--- begin Raw records ---

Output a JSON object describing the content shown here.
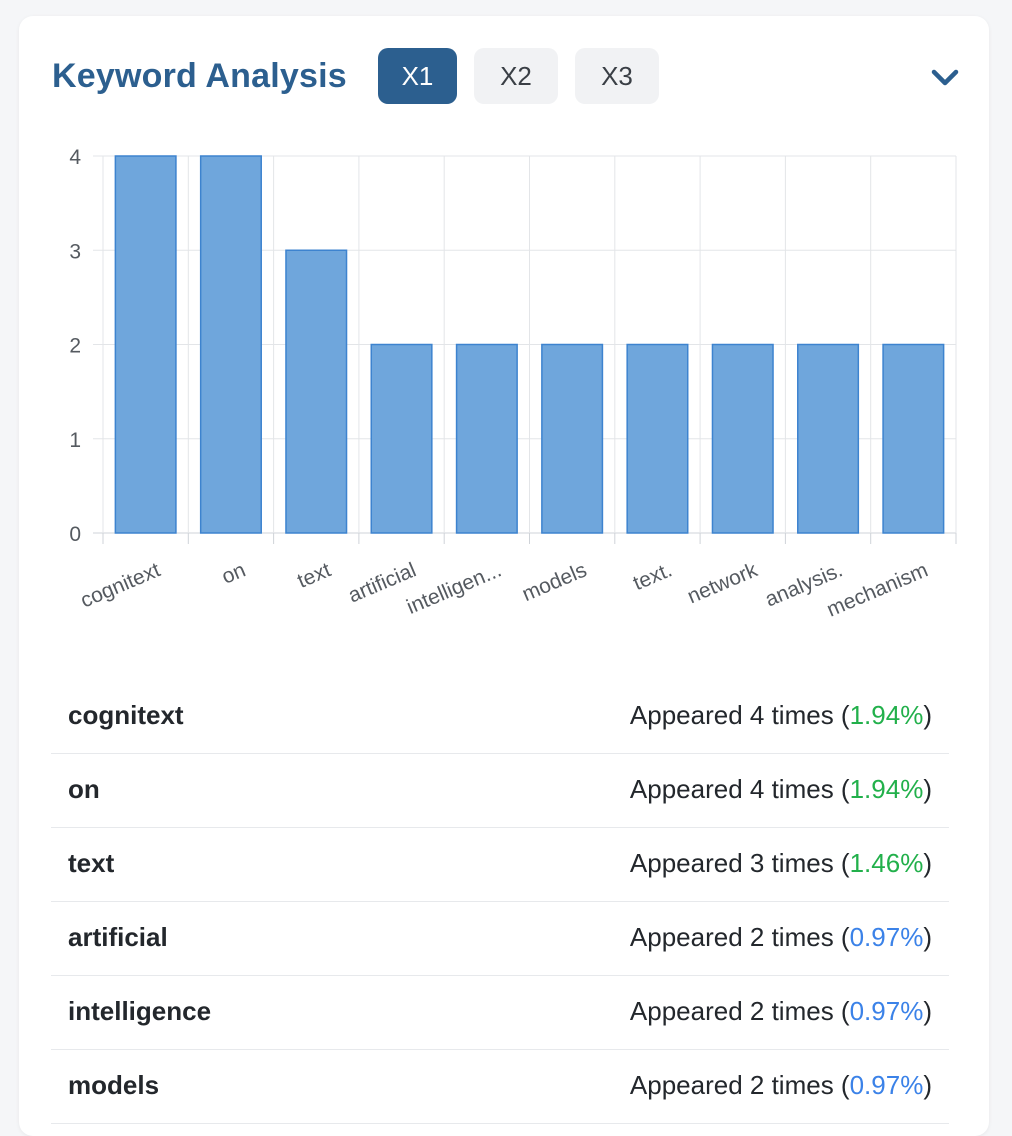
{
  "header": {
    "title": "Keyword Analysis",
    "tabs": [
      {
        "label": "X1",
        "active": true
      },
      {
        "label": "X2",
        "active": false
      },
      {
        "label": "X3",
        "active": false
      }
    ],
    "collapse_icon": "chevron-down-icon"
  },
  "colors": {
    "accent": "#2c5f8f",
    "bar_fill": "#6fa6dc",
    "bar_stroke": "#3d83cf",
    "pct_high": "#22b04b",
    "pct_low": "#3b82e8"
  },
  "chart_data": {
    "type": "bar",
    "categories": [
      "cognitext",
      "on",
      "text",
      "artificial",
      "intelligen...",
      "models",
      "text.",
      "network",
      "analysis.",
      "mechanism"
    ],
    "values": [
      4,
      4,
      3,
      2,
      2,
      2,
      2,
      2,
      2,
      2
    ],
    "yticks": [
      "0",
      "1",
      "2",
      "3",
      "4"
    ],
    "ylim": [
      0,
      4
    ],
    "grid": true,
    "legend": "none"
  },
  "keywords": [
    {
      "word": "cognitext",
      "prefix": "Appeared ",
      "count": "4",
      "mid": " times (",
      "pct": "1.94%",
      "suffix": ")",
      "level": "high"
    },
    {
      "word": "on",
      "prefix": "Appeared ",
      "count": "4",
      "mid": " times (",
      "pct": "1.94%",
      "suffix": ")",
      "level": "high"
    },
    {
      "word": "text",
      "prefix": "Appeared ",
      "count": "3",
      "mid": " times (",
      "pct": "1.46%",
      "suffix": ")",
      "level": "high"
    },
    {
      "word": "artificial",
      "prefix": "Appeared ",
      "count": "2",
      "mid": " times (",
      "pct": "0.97%",
      "suffix": ")",
      "level": "low"
    },
    {
      "word": "intelligence",
      "prefix": "Appeared ",
      "count": "2",
      "mid": " times (",
      "pct": "0.97%",
      "suffix": ")",
      "level": "low"
    },
    {
      "word": "models",
      "prefix": "Appeared ",
      "count": "2",
      "mid": " times (",
      "pct": "0.97%",
      "suffix": ")",
      "level": "low"
    }
  ]
}
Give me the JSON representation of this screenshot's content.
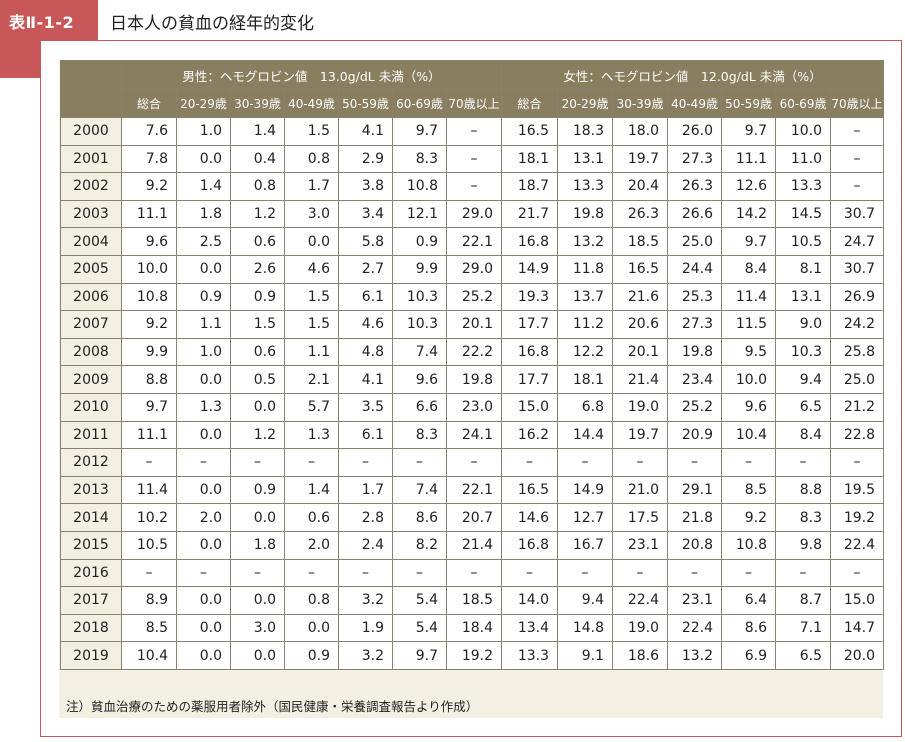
{
  "header": {
    "table_id": "表Ⅱ-1-2",
    "title": "日本人の貧血の経年的変化"
  },
  "table": {
    "group_headers": [
      "男性：ヘモグロビン値　13.0g/dL 未満（%）",
      "女性：ヘモグロビン値　12.0g/dL 未満（%）"
    ],
    "column_headers": [
      "総合",
      "20-29歳",
      "30-39歳",
      "40-49歳",
      "50-59歳",
      "60-69歳",
      "70歳以上"
    ],
    "rows": [
      {
        "year": "2000",
        "male": [
          "7.6",
          "1.0",
          "1.4",
          "1.5",
          "4.1",
          "9.7",
          "–"
        ],
        "female": [
          "16.5",
          "18.3",
          "18.0",
          "26.0",
          "9.7",
          "10.0",
          "–"
        ]
      },
      {
        "year": "2001",
        "male": [
          "7.8",
          "0.0",
          "0.4",
          "0.8",
          "2.9",
          "8.3",
          "–"
        ],
        "female": [
          "18.1",
          "13.1",
          "19.7",
          "27.3",
          "11.1",
          "11.0",
          "–"
        ]
      },
      {
        "year": "2002",
        "male": [
          "9.2",
          "1.4",
          "0.8",
          "1.7",
          "3.8",
          "10.8",
          "–"
        ],
        "female": [
          "18.7",
          "13.3",
          "20.4",
          "26.3",
          "12.6",
          "13.3",
          "–"
        ]
      },
      {
        "year": "2003",
        "male": [
          "11.1",
          "1.8",
          "1.2",
          "3.0",
          "3.4",
          "12.1",
          "29.0"
        ],
        "female": [
          "21.7",
          "19.8",
          "26.3",
          "26.6",
          "14.2",
          "14.5",
          "30.7"
        ]
      },
      {
        "year": "2004",
        "male": [
          "9.6",
          "2.5",
          "0.6",
          "0.0",
          "5.8",
          "0.9",
          "22.1"
        ],
        "female": [
          "16.8",
          "13.2",
          "18.5",
          "25.0",
          "9.7",
          "10.5",
          "24.7"
        ]
      },
      {
        "year": "2005",
        "male": [
          "10.0",
          "0.0",
          "2.6",
          "4.6",
          "2.7",
          "9.9",
          "29.0"
        ],
        "female": [
          "14.9",
          "11.8",
          "16.5",
          "24.4",
          "8.4",
          "8.1",
          "30.7"
        ]
      },
      {
        "year": "2006",
        "male": [
          "10.8",
          "0.9",
          "0.9",
          "1.5",
          "6.1",
          "10.3",
          "25.2"
        ],
        "female": [
          "19.3",
          "13.7",
          "21.6",
          "25.3",
          "11.4",
          "13.1",
          "26.9"
        ]
      },
      {
        "year": "2007",
        "male": [
          "9.2",
          "1.1",
          "1.5",
          "1.5",
          "4.6",
          "10.3",
          "20.1"
        ],
        "female": [
          "17.7",
          "11.2",
          "20.6",
          "27.3",
          "11.5",
          "9.0",
          "24.2"
        ]
      },
      {
        "year": "2008",
        "male": [
          "9.9",
          "1.0",
          "0.6",
          "1.1",
          "4.8",
          "7.4",
          "22.2"
        ],
        "female": [
          "16.8",
          "12.2",
          "20.1",
          "19.8",
          "9.5",
          "10.3",
          "25.8"
        ]
      },
      {
        "year": "2009",
        "male": [
          "8.8",
          "0.0",
          "0.5",
          "2.1",
          "4.1",
          "9.6",
          "19.8"
        ],
        "female": [
          "17.7",
          "18.1",
          "21.4",
          "23.4",
          "10.0",
          "9.4",
          "25.0"
        ]
      },
      {
        "year": "2010",
        "male": [
          "9.7",
          "1.3",
          "0.0",
          "5.7",
          "3.5",
          "6.6",
          "23.0"
        ],
        "female": [
          "15.0",
          "6.8",
          "19.0",
          "25.2",
          "9.6",
          "6.5",
          "21.2"
        ]
      },
      {
        "year": "2011",
        "male": [
          "11.1",
          "0.0",
          "1.2",
          "1.3",
          "6.1",
          "8.3",
          "24.1"
        ],
        "female": [
          "16.2",
          "14.4",
          "19.7",
          "20.9",
          "10.4",
          "8.4",
          "22.8"
        ]
      },
      {
        "year": "2012",
        "male": [
          "–",
          "–",
          "–",
          "–",
          "–",
          "–",
          "–"
        ],
        "female": [
          "–",
          "–",
          "–",
          "–",
          "–",
          "–",
          "–"
        ]
      },
      {
        "year": "2013",
        "male": [
          "11.4",
          "0.0",
          "0.9",
          "1.4",
          "1.7",
          "7.4",
          "22.1"
        ],
        "female": [
          "16.5",
          "14.9",
          "21.0",
          "29.1",
          "8.5",
          "8.8",
          "19.5"
        ]
      },
      {
        "year": "2014",
        "male": [
          "10.2",
          "2.0",
          "0.0",
          "0.6",
          "2.8",
          "8.6",
          "20.7"
        ],
        "female": [
          "14.6",
          "12.7",
          "17.5",
          "21.8",
          "9.2",
          "8.3",
          "19.2"
        ]
      },
      {
        "year": "2015",
        "male": [
          "10.5",
          "0.0",
          "1.8",
          "2.0",
          "2.4",
          "8.2",
          "21.4"
        ],
        "female": [
          "16.8",
          "16.7",
          "23.1",
          "20.8",
          "10.8",
          "9.8",
          "22.4"
        ]
      },
      {
        "year": "2016",
        "male": [
          "–",
          "–",
          "–",
          "–",
          "–",
          "–",
          "–"
        ],
        "female": [
          "–",
          "–",
          "–",
          "–",
          "–",
          "–",
          "–"
        ]
      },
      {
        "year": "2017",
        "male": [
          "8.9",
          "0.0",
          "0.0",
          "0.8",
          "3.2",
          "5.4",
          "18.5"
        ],
        "female": [
          "14.0",
          "9.4",
          "22.4",
          "23.1",
          "6.4",
          "8.7",
          "15.0"
        ]
      },
      {
        "year": "2018",
        "male": [
          "8.5",
          "0.0",
          "3.0",
          "0.0",
          "1.9",
          "5.4",
          "18.4"
        ],
        "female": [
          "13.4",
          "14.8",
          "19.0",
          "22.4",
          "8.6",
          "7.1",
          "14.7"
        ]
      },
      {
        "year": "2019",
        "male": [
          "10.4",
          "0.0",
          "0.0",
          "0.9",
          "3.2",
          "9.7",
          "19.2"
        ],
        "female": [
          "13.3",
          "9.1",
          "18.6",
          "13.2",
          "6.9",
          "6.5",
          "20.0"
        ]
      }
    ]
  },
  "note": "注）貧血治療のための薬服用者除外（国民健康・栄養調査報告より作成）",
  "colors": {
    "accent": "#c8575a",
    "header_bg": "#8a7e60",
    "panel_bg": "#f3efe3"
  }
}
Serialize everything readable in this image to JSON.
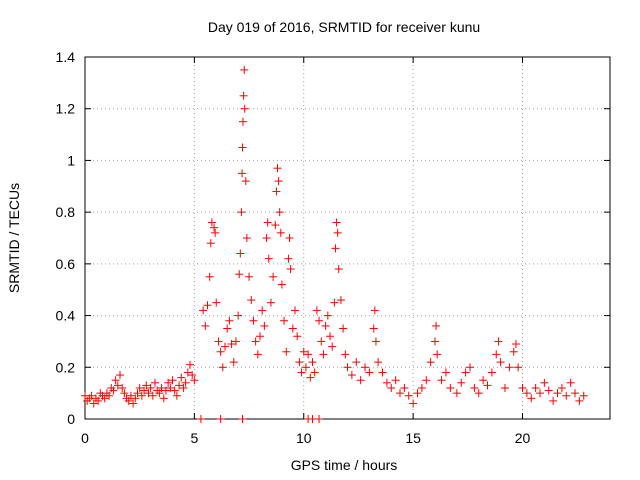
{
  "chart_data": {
    "type": "scatter",
    "title": "Day 019 of 2016, SRMTID for receiver kunu",
    "xlabel": "GPS time / hours",
    "ylabel": "SRMTID / TECUs",
    "xlim": [
      0,
      24
    ],
    "ylim": [
      0,
      1.4
    ],
    "x_ticks": [
      0,
      5,
      10,
      15,
      20
    ],
    "y_ticks": [
      0,
      0.2,
      0.4,
      0.6,
      0.8,
      1,
      1.2,
      1.4
    ],
    "y_tick_labels": [
      "0",
      "0.2",
      "0.4",
      "0.6",
      "0.8",
      "1",
      "1.2",
      "1.4"
    ],
    "grid": true,
    "marker": "plus",
    "color": "#ff0000",
    "series": [
      {
        "name": "SRMTID",
        "points": [
          [
            0.0,
            0.09
          ],
          [
            0.1,
            0.07
          ],
          [
            0.2,
            0.08
          ],
          [
            0.3,
            0.09
          ],
          [
            0.4,
            0.06
          ],
          [
            0.5,
            0.08
          ],
          [
            0.6,
            0.07
          ],
          [
            0.7,
            0.1
          ],
          [
            0.8,
            0.09
          ],
          [
            0.9,
            0.08
          ],
          [
            1.0,
            0.1
          ],
          [
            1.1,
            0.09
          ],
          [
            1.2,
            0.12
          ],
          [
            1.3,
            0.11
          ],
          [
            1.4,
            0.15
          ],
          [
            1.5,
            0.13
          ],
          [
            1.6,
            0.17
          ],
          [
            1.7,
            0.12
          ],
          [
            1.8,
            0.1
          ],
          [
            1.9,
            0.08
          ],
          [
            2.0,
            0.07
          ],
          [
            2.1,
            0.09
          ],
          [
            2.2,
            0.06
          ],
          [
            2.3,
            0.08
          ],
          [
            2.4,
            0.1
          ],
          [
            2.5,
            0.12
          ],
          [
            2.6,
            0.09
          ],
          [
            2.7,
            0.11
          ],
          [
            2.8,
            0.13
          ],
          [
            2.9,
            0.1
          ],
          [
            3.0,
            0.12
          ],
          [
            3.1,
            0.09
          ],
          [
            3.2,
            0.14
          ],
          [
            3.3,
            0.11
          ],
          [
            3.4,
            0.1
          ],
          [
            3.5,
            0.12
          ],
          [
            3.6,
            0.08
          ],
          [
            3.7,
            0.11
          ],
          [
            3.8,
            0.14
          ],
          [
            3.9,
            0.12
          ],
          [
            4.0,
            0.15
          ],
          [
            4.1,
            0.11
          ],
          [
            4.2,
            0.09
          ],
          [
            4.3,
            0.13
          ],
          [
            4.4,
            0.16
          ],
          [
            4.5,
            0.12
          ],
          [
            4.6,
            0.14
          ],
          [
            4.7,
            0.18
          ],
          [
            4.8,
            0.21
          ],
          [
            4.9,
            0.17
          ],
          [
            5.0,
            0.15
          ],
          [
            5.4,
            0.42
          ],
          [
            5.5,
            0.36
          ],
          [
            5.6,
            0.44
          ],
          [
            5.7,
            0.55
          ],
          [
            5.75,
            0.68
          ],
          [
            5.8,
            0.76
          ],
          [
            5.9,
            0.74
          ],
          [
            5.95,
            0.72
          ],
          [
            6.0,
            0.45
          ],
          [
            6.1,
            0.3
          ],
          [
            6.2,
            0.26
          ],
          [
            6.3,
            0.2
          ],
          [
            6.4,
            0.28
          ],
          [
            6.5,
            0.35
          ],
          [
            6.6,
            0.38
          ],
          [
            6.7,
            0.29
          ],
          [
            6.8,
            0.22
          ],
          [
            6.9,
            0.3
          ],
          [
            7.0,
            0.4
          ],
          [
            7.05,
            0.56
          ],
          [
            7.1,
            0.64
          ],
          [
            7.15,
            0.8
          ],
          [
            7.18,
            0.95
          ],
          [
            7.2,
            1.05
          ],
          [
            7.22,
            1.15
          ],
          [
            7.25,
            1.25
          ],
          [
            7.28,
            1.35
          ],
          [
            7.3,
            1.2
          ],
          [
            7.35,
            0.92
          ],
          [
            7.4,
            0.7
          ],
          [
            7.5,
            0.55
          ],
          [
            7.6,
            0.46
          ],
          [
            7.7,
            0.38
          ],
          [
            7.8,
            0.3
          ],
          [
            7.9,
            0.25
          ],
          [
            8.0,
            0.32
          ],
          [
            8.1,
            0.42
          ],
          [
            8.2,
            0.36
          ],
          [
            8.3,
            0.7
          ],
          [
            8.35,
            0.76
          ],
          [
            8.4,
            0.62
          ],
          [
            8.5,
            0.45
          ],
          [
            8.6,
            0.55
          ],
          [
            8.7,
            0.75
          ],
          [
            8.75,
            0.88
          ],
          [
            8.8,
            0.97
          ],
          [
            8.85,
            0.92
          ],
          [
            8.9,
            0.8
          ],
          [
            8.95,
            0.72
          ],
          [
            9.0,
            0.52
          ],
          [
            9.1,
            0.38
          ],
          [
            9.2,
            0.26
          ],
          [
            9.3,
            0.62
          ],
          [
            9.35,
            0.7
          ],
          [
            9.4,
            0.58
          ],
          [
            9.5,
            0.35
          ],
          [
            9.6,
            0.42
          ],
          [
            9.7,
            0.32
          ],
          [
            9.8,
            0.22
          ],
          [
            9.9,
            0.18
          ],
          [
            10.0,
            0.26
          ],
          [
            10.1,
            0.2
          ],
          [
            10.2,
            0.25
          ],
          [
            10.3,
            0.16
          ],
          [
            10.4,
            0.22
          ],
          [
            10.5,
            0.18
          ],
          [
            10.6,
            0.42
          ],
          [
            10.7,
            0.38
          ],
          [
            10.8,
            0.3
          ],
          [
            10.9,
            0.25
          ],
          [
            11.0,
            0.36
          ],
          [
            11.1,
            0.4
          ],
          [
            11.2,
            0.32
          ],
          [
            11.3,
            0.28
          ],
          [
            11.4,
            0.45
          ],
          [
            11.45,
            0.66
          ],
          [
            11.5,
            0.76
          ],
          [
            11.55,
            0.72
          ],
          [
            11.6,
            0.58
          ],
          [
            11.7,
            0.46
          ],
          [
            11.8,
            0.35
          ],
          [
            11.9,
            0.25
          ],
          [
            12.0,
            0.2
          ],
          [
            12.2,
            0.17
          ],
          [
            12.4,
            0.22
          ],
          [
            12.6,
            0.15
          ],
          [
            12.8,
            0.2
          ],
          [
            13.0,
            0.18
          ],
          [
            13.2,
            0.35
          ],
          [
            13.25,
            0.42
          ],
          [
            13.3,
            0.3
          ],
          [
            13.4,
            0.22
          ],
          [
            13.6,
            0.18
          ],
          [
            13.8,
            0.14
          ],
          [
            14.0,
            0.12
          ],
          [
            14.2,
            0.15
          ],
          [
            14.4,
            0.1
          ],
          [
            14.6,
            0.12
          ],
          [
            14.8,
            0.09
          ],
          [
            15.0,
            0.06
          ],
          [
            15.2,
            0.1
          ],
          [
            15.4,
            0.12
          ],
          [
            15.6,
            0.15
          ],
          [
            15.8,
            0.22
          ],
          [
            16.0,
            0.3
          ],
          [
            16.05,
            0.36
          ],
          [
            16.1,
            0.25
          ],
          [
            16.3,
            0.15
          ],
          [
            16.5,
            0.18
          ],
          [
            16.7,
            0.12
          ],
          [
            17.0,
            0.1
          ],
          [
            17.2,
            0.14
          ],
          [
            17.4,
            0.18
          ],
          [
            17.6,
            0.2
          ],
          [
            17.8,
            0.12
          ],
          [
            18.0,
            0.1
          ],
          [
            18.2,
            0.15
          ],
          [
            18.4,
            0.13
          ],
          [
            18.6,
            0.18
          ],
          [
            18.8,
            0.25
          ],
          [
            18.9,
            0.3
          ],
          [
            19.0,
            0.22
          ],
          [
            19.2,
            0.12
          ],
          [
            19.4,
            0.2
          ],
          [
            19.6,
            0.26
          ],
          [
            19.7,
            0.29
          ],
          [
            19.8,
            0.2
          ],
          [
            20.0,
            0.12
          ],
          [
            20.2,
            0.1
          ],
          [
            20.4,
            0.08
          ],
          [
            20.6,
            0.12
          ],
          [
            20.8,
            0.1
          ],
          [
            21.0,
            0.14
          ],
          [
            21.2,
            0.11
          ],
          [
            21.4,
            0.07
          ],
          [
            21.6,
            0.1
          ],
          [
            21.8,
            0.12
          ],
          [
            22.0,
            0.09
          ],
          [
            22.2,
            0.14
          ],
          [
            22.4,
            0.1
          ],
          [
            22.6,
            0.07
          ],
          [
            22.8,
            0.09
          ],
          [
            5.3,
            0.0
          ],
          [
            6.2,
            0.0
          ],
          [
            7.2,
            0.0
          ],
          [
            10.2,
            0.0
          ],
          [
            10.4,
            0.0
          ],
          [
            10.7,
            0.0
          ]
        ]
      }
    ]
  }
}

--- end Raw records ---

» **What you need to do**
Find each line holding "ヘモグロビン値". Copy it out.

» **Task result**
      "男性：ヘモグロビン値　13.0g/dL 未満（%）",
      "女性：ヘモグロビン値　12.0g/dL 未満（%）"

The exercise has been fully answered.